## [WRITTEN REQUEST]
Give the number of lines in the records below that include "Счет". Reply with that number alone.

## [INFORMATION PROVIDED]
= = = =

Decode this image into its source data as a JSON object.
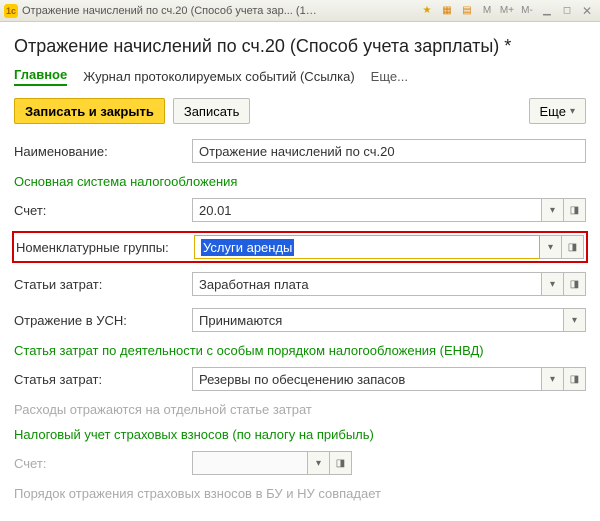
{
  "titlebar": {
    "title": "Отражение начислений по сч.20 (Способ учета зар...   (1С:Предприятие)",
    "m_buttons": [
      "M",
      "M+",
      "M-"
    ]
  },
  "page": {
    "title": "Отражение начислений по сч.20 (Способ учета зарплаты) *"
  },
  "tabs": {
    "main": "Главное",
    "journal": "Журнал протоколируемых событий (Ссылка)",
    "more": "Еще..."
  },
  "toolbar": {
    "write_close": "Записать и закрыть",
    "write": "Записать",
    "more": "Еще"
  },
  "fields": {
    "name_label": "Наименование:",
    "name_value": "Отражение начислений по сч.20",
    "section_main_tax": "Основная система налогообложения",
    "account_label": "Счет:",
    "account_value": "20.01",
    "nomen_label": "Номенклатурные группы:",
    "nomen_value": "Услуги аренды",
    "cost_label": "Статьи затрат:",
    "cost_value": "Заработная плата",
    "usn_label": "Отражение в УСН:",
    "usn_value": "Принимаются",
    "section_envd": "Статья затрат по деятельности с особым порядком налогообложения (ЕНВД)",
    "cost2_label": "Статья затрат:",
    "cost2_value": "Резервы по обесценению запасов",
    "note_envd": "Расходы отражаются на отдельной статье затрат",
    "section_insurance": "Налоговый учет страховых взносов (по налогу на прибыль)",
    "account2_label": "Счет:",
    "account2_value": "",
    "note_insurance": "Порядок отражения страховых взносов в БУ и НУ совпадает"
  }
}
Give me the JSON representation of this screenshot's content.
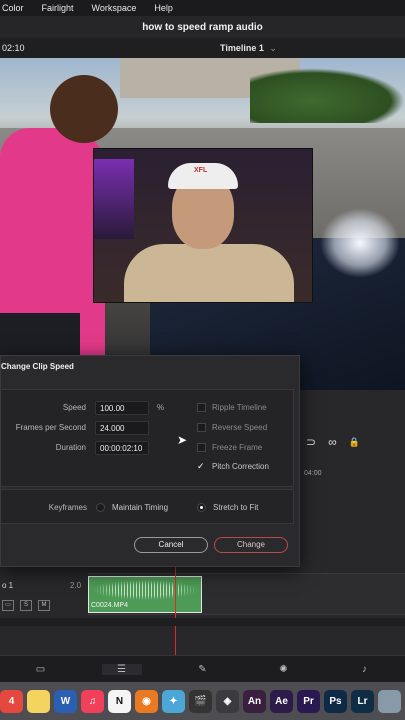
{
  "menubar": {
    "items": [
      "Color",
      "Fairlight",
      "Workspace",
      "Help"
    ]
  },
  "window": {
    "title": "how to speed ramp audio"
  },
  "viewer": {
    "timecode": "02:10",
    "timeline_name": "Timeline 1",
    "timeline_chevron": "⌄",
    "webcam_logo": "XFL"
  },
  "dialog": {
    "title": "Change Clip Speed",
    "speed_label": "Speed",
    "speed_value": "100.00",
    "speed_unit": "%",
    "fps_label": "Frames per Second",
    "fps_value": "24.000",
    "duration_label": "Duration",
    "duration_value": "00:00:02:10",
    "ripple_label": "Ripple Timeline",
    "reverse_label": "Reverse Speed",
    "freeze_label": "Freeze Frame",
    "pitch_label": "Pitch Correction",
    "pitch_checked": true,
    "keyframes_label": "Keyframes",
    "maintain_label": "Maintain Timing",
    "stretch_label": "Stretch to Fit",
    "keyframe_mode": "stretch",
    "cancel_label": "Cancel",
    "change_label": "Change"
  },
  "timeline": {
    "ruler_tc": "04:00",
    "track_name": "o 1",
    "track_num": "2.0",
    "btn_s": "S",
    "btn_m": "M",
    "clip_name": "C0024.MP4"
  },
  "icons": {
    "magnet": "⊃",
    "link": "∞",
    "lock": "🔒",
    "pages": [
      "▭",
      "☰",
      "✎",
      "✺",
      "♪"
    ]
  },
  "dock": [
    {
      "name": "calendar-icon",
      "label": "4",
      "color": "#e5483e"
    },
    {
      "name": "notes-icon",
      "label": "",
      "color": "#f4d35e"
    },
    {
      "name": "word-icon",
      "label": "W",
      "color": "#2b5fb4"
    },
    {
      "name": "music-icon",
      "label": "♫",
      "color": "#f2405a"
    },
    {
      "name": "notion-icon",
      "label": "N",
      "color": "#f5f5f5"
    },
    {
      "name": "blender-icon",
      "label": "◉",
      "color": "#e97a22"
    },
    {
      "name": "color-app-icon",
      "label": "✦",
      "color": "#4aa7d6"
    },
    {
      "name": "clapper-icon",
      "label": "🎬",
      "color": "#333333"
    },
    {
      "name": "resolve-icon",
      "label": "◈",
      "color": "#3a3a3f"
    },
    {
      "name": "animate-icon",
      "label": "An",
      "color": "#3b1f3e"
    },
    {
      "name": "after-effects-icon",
      "label": "Ae",
      "color": "#2d1b4a"
    },
    {
      "name": "premiere-icon",
      "label": "Pr",
      "color": "#2a1850"
    },
    {
      "name": "photoshop-icon",
      "label": "Ps",
      "color": "#0f2a47"
    },
    {
      "name": "lightroom-icon",
      "label": "Lr",
      "color": "#0f2d44"
    },
    {
      "name": "extra-icon",
      "label": "",
      "color": "#8899aa"
    }
  ]
}
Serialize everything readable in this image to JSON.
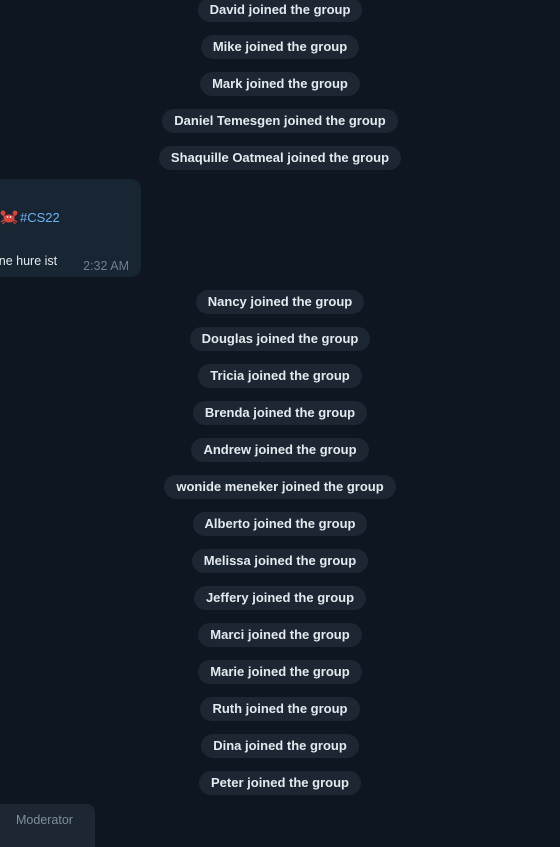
{
  "service_messages_top": [
    "David joined the group",
    "Mike joined the group",
    "Mark joined the group",
    "Daniel Temesgen joined the group",
    "Shaquille Oatmeal joined the group"
  ],
  "message": {
    "hashtag": "#CS22",
    "text": "ine hure ist",
    "time": "2:32 AM",
    "icon": "crab-icon"
  },
  "service_messages_bottom": [
    "Nancy joined the group",
    "Douglas joined the group",
    "Tricia joined the group",
    "Brenda joined the group",
    "Andrew joined the group",
    "wonide meneker joined the group",
    "Alberto joined the group",
    "Melissa joined the group",
    "Jeffery joined the group",
    "Marci joined the group",
    "Marie joined the group",
    "Ruth joined the group",
    "Dina joined the group",
    "Peter joined the group"
  ],
  "moderator": {
    "label": "Moderator"
  },
  "colors": {
    "background": "#0e1621",
    "pill": "#1c2733",
    "bubble": "#182533",
    "link": "#6ab3f3",
    "time": "#6d7f8f"
  }
}
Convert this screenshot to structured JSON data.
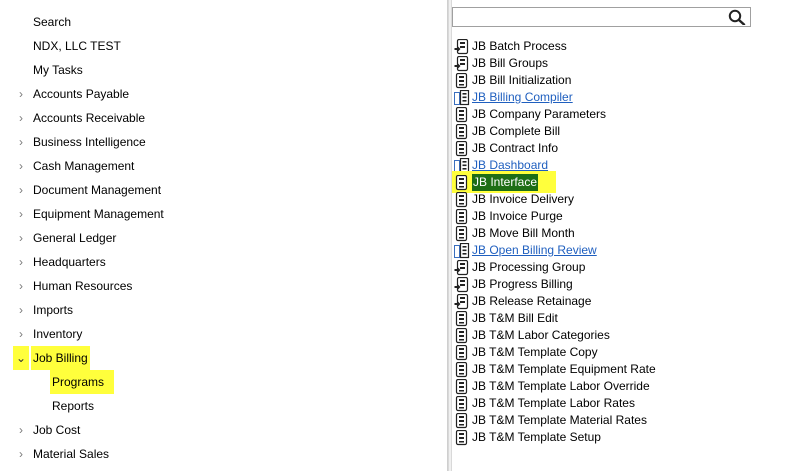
{
  "left_nav": {
    "items": [
      {
        "label": "Search"
      },
      {
        "label": "NDX, LLC TEST"
      },
      {
        "label": "My Tasks"
      },
      {
        "label": "Accounts Payable"
      },
      {
        "label": "Accounts Receivable"
      },
      {
        "label": "Business Intelligence"
      },
      {
        "label": "Cash Management"
      },
      {
        "label": "Document Management"
      },
      {
        "label": "Equipment Management"
      },
      {
        "label": "General Ledger"
      },
      {
        "label": "Headquarters"
      },
      {
        "label": "Human Resources"
      },
      {
        "label": "Imports"
      },
      {
        "label": "Inventory"
      },
      {
        "label": "Job Billing"
      },
      {
        "label": "Programs"
      },
      {
        "label": "Reports"
      },
      {
        "label": "Job Cost"
      },
      {
        "label": "Material Sales"
      }
    ]
  },
  "search": {
    "placeholder": "",
    "value": ""
  },
  "programs": [
    {
      "label": "JB Batch Process",
      "icon": "batch-form-icon"
    },
    {
      "label": "JB Bill Groups",
      "icon": "batch-form-icon"
    },
    {
      "label": "JB Bill Initialization",
      "icon": "form-icon"
    },
    {
      "label": "JB Billing Compiler",
      "icon": "report-link-icon"
    },
    {
      "label": "JB Company Parameters",
      "icon": "form-icon"
    },
    {
      "label": "JB Complete Bill",
      "icon": "form-icon"
    },
    {
      "label": "JB Contract Info",
      "icon": "form-icon"
    },
    {
      "label": "JB Dashboard",
      "icon": "report-link-icon"
    },
    {
      "label": "JB Interface",
      "icon": "form-icon"
    },
    {
      "label": "JB Invoice Delivery",
      "icon": "form-icon"
    },
    {
      "label": "JB Invoice Purge",
      "icon": "form-icon"
    },
    {
      "label": "JB Move Bill Month",
      "icon": "form-icon"
    },
    {
      "label": "JB Open Billing Review",
      "icon": "report-link-icon"
    },
    {
      "label": "JB Processing Group",
      "icon": "batch-form-icon"
    },
    {
      "label": "JB Progress Billing",
      "icon": "batch-form-icon"
    },
    {
      "label": "JB Release Retainage",
      "icon": "batch-form-icon"
    },
    {
      "label": "JB T&M Bill Edit",
      "icon": "form-icon"
    },
    {
      "label": "JB T&M Labor Categories",
      "icon": "form-icon"
    },
    {
      "label": "JB T&M Template Copy",
      "icon": "form-icon"
    },
    {
      "label": "JB T&M Template Equipment Rate",
      "icon": "form-icon"
    },
    {
      "label": "JB T&M Template Labor Override",
      "icon": "form-icon"
    },
    {
      "label": "JB T&M Template Labor Rates",
      "icon": "form-icon"
    },
    {
      "label": "JB T&M Template Material Rates",
      "icon": "form-icon"
    },
    {
      "label": "JB T&M Template Setup",
      "icon": "form-icon"
    }
  ],
  "colors": {
    "highlight": "#ffff3c",
    "selected": "#1e6e16",
    "link": "#1f5fbf"
  }
}
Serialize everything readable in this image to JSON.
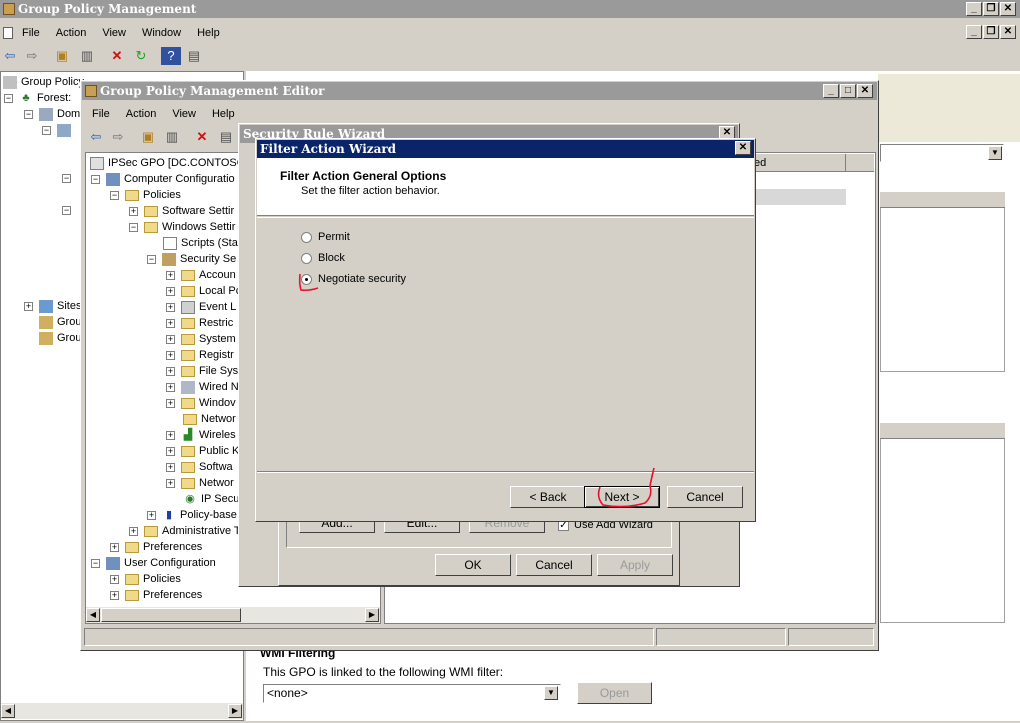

= = = =

## [COMPLETE ANSWER]
2